## BEGIN Entries supplied
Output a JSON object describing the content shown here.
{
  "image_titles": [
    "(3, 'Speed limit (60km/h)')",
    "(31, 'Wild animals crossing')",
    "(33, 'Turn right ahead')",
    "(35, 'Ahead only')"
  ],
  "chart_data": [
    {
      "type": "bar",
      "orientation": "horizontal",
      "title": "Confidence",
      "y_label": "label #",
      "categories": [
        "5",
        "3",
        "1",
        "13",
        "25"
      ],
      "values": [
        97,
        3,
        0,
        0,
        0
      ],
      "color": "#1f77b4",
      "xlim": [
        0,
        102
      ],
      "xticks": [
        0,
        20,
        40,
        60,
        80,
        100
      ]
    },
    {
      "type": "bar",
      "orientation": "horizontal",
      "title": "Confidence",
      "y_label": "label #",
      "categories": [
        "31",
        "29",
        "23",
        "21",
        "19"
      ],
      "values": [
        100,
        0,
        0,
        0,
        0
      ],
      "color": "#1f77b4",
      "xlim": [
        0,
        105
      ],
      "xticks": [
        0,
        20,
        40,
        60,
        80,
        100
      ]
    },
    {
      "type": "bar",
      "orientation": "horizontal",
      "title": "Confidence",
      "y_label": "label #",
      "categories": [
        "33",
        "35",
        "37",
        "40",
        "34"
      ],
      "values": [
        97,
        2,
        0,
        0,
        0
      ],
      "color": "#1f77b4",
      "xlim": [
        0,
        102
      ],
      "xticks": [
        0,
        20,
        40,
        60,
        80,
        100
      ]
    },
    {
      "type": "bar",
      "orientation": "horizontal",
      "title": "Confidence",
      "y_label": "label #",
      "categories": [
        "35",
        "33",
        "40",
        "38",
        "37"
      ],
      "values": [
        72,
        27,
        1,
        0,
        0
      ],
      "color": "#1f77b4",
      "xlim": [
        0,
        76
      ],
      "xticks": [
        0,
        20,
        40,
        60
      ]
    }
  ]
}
## END Entries supplied
**Exercise description:** All of the material must be reproduced exactly.

**The result:**
Output a JSON object describing the content shown here.
{
  "image_titles": [
    "(3, 'Speed limit (60km/h)')",
    "(31, 'Wild animals crossing')",
    "(33, 'Turn right ahead')",
    "(35, 'Ahead only')"
  ],
  "chart_data": [
    {
      "type": "bar",
      "orientation": "horizontal",
      "title": "Confidence",
      "y_label": "label #",
      "categories": [
        "5",
        "3",
        "1",
        "13",
        "25"
      ],
      "values": [
        97,
        3,
        0,
        0,
        0
      ],
      "color": "#1f77b4",
      "xlim": [
        0,
        102
      ],
      "xticks": [
        0,
        20,
        40,
        60,
        80,
        100
      ]
    },
    {
      "type": "bar",
      "orientation": "horizontal",
      "title": "Confidence",
      "y_label": "label #",
      "categories": [
        "31",
        "29",
        "23",
        "21",
        "19"
      ],
      "values": [
        100,
        0,
        0,
        0,
        0
      ],
      "color": "#1f77b4",
      "xlim": [
        0,
        105
      ],
      "xticks": [
        0,
        20,
        40,
        60,
        80,
        100
      ]
    },
    {
      "type": "bar",
      "orientation": "horizontal",
      "title": "Confidence",
      "y_label": "label #",
      "categories": [
        "33",
        "35",
        "37",
        "40",
        "34"
      ],
      "values": [
        97,
        2,
        0,
        0,
        0
      ],
      "color": "#1f77b4",
      "xlim": [
        0,
        102
      ],
      "xticks": [
        0,
        20,
        40,
        60,
        80,
        100
      ]
    },
    {
      "type": "bar",
      "orientation": "horizontal",
      "title": "Confidence",
      "y_label": "label #",
      "categories": [
        "35",
        "33",
        "40",
        "38",
        "37"
      ],
      "values": [
        72,
        27,
        1,
        0,
        0
      ],
      "color": "#1f77b4",
      "xlim": [
        0,
        76
      ],
      "xticks": [
        0,
        20,
        40,
        60
      ]
    }
  ]
}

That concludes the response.